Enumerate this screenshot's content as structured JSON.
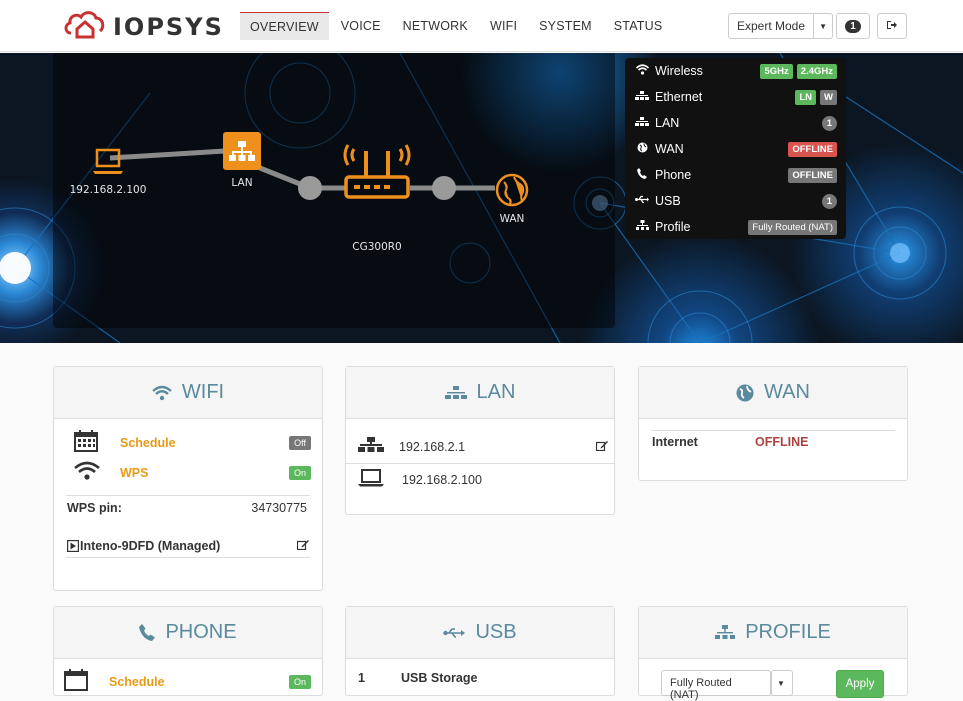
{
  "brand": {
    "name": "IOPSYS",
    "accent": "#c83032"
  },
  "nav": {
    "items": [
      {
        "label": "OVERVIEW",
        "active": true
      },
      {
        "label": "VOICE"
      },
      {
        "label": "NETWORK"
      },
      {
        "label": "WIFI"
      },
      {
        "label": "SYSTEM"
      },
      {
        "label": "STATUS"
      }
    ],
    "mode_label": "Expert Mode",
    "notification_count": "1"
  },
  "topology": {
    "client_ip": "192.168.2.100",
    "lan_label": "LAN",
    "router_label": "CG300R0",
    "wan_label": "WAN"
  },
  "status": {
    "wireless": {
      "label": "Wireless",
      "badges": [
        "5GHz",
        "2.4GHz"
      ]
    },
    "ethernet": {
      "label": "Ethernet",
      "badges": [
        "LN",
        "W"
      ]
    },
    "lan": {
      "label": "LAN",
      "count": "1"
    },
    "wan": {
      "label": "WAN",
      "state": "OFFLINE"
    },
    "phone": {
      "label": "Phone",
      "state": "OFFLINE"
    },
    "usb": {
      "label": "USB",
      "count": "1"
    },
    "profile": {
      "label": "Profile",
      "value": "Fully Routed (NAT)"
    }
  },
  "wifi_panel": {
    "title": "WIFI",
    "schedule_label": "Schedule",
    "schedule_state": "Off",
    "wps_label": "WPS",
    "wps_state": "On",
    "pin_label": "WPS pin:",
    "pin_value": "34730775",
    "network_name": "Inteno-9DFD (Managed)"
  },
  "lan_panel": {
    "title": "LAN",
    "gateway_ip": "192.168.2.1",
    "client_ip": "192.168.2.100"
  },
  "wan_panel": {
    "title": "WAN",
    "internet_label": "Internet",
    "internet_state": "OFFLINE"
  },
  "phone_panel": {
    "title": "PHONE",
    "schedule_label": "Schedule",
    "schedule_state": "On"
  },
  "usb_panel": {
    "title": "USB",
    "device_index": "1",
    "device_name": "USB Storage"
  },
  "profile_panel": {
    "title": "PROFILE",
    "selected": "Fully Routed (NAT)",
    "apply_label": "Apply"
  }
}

------------------------------------------------------------------------

What is asked:
Copy out all the records exactly, excluding pictures.

Written answer:
Enumerate this screenshot's content as structured JSON.
{
  "brand": {
    "name": "IOPSYS",
    "accent": "#c83032"
  },
  "nav": {
    "items": [
      {
        "label": "OVERVIEW",
        "active": true
      },
      {
        "label": "VOICE"
      },
      {
        "label": "NETWORK"
      },
      {
        "label": "WIFI"
      },
      {
        "label": "SYSTEM"
      },
      {
        "label": "STATUS"
      }
    ],
    "mode_label": "Expert Mode",
    "notification_count": "1"
  },
  "topology": {
    "client_ip": "192.168.2.100",
    "lan_label": "LAN",
    "router_label": "CG300R0",
    "wan_label": "WAN"
  },
  "status": {
    "wireless": {
      "label": "Wireless",
      "badges": [
        "5GHz",
        "2.4GHz"
      ]
    },
    "ethernet": {
      "label": "Ethernet",
      "badges": [
        "LN",
        "W"
      ]
    },
    "lan": {
      "label": "LAN",
      "count": "1"
    },
    "wan": {
      "label": "WAN",
      "state": "OFFLINE"
    },
    "phone": {
      "label": "Phone",
      "state": "OFFLINE"
    },
    "usb": {
      "label": "USB",
      "count": "1"
    },
    "profile": {
      "label": "Profile",
      "value": "Fully Routed (NAT)"
    }
  },
  "wifi_panel": {
    "title": "WIFI",
    "schedule_label": "Schedule",
    "schedule_state": "Off",
    "wps_label": "WPS",
    "wps_state": "On",
    "pin_label": "WPS pin:",
    "pin_value": "34730775",
    "network_name": "Inteno-9DFD (Managed)"
  },
  "lan_panel": {
    "title": "LAN",
    "gateway_ip": "192.168.2.1",
    "client_ip": "192.168.2.100"
  },
  "wan_panel": {
    "title": "WAN",
    "internet_label": "Internet",
    "internet_state": "OFFLINE"
  },
  "phone_panel": {
    "title": "PHONE",
    "schedule_label": "Schedule",
    "schedule_state": "On"
  },
  "usb_panel": {
    "title": "USB",
    "device_index": "1",
    "device_name": "USB Storage"
  },
  "profile_panel": {
    "title": "PROFILE",
    "selected": "Fully Routed (NAT)",
    "apply_label": "Apply"
  }
}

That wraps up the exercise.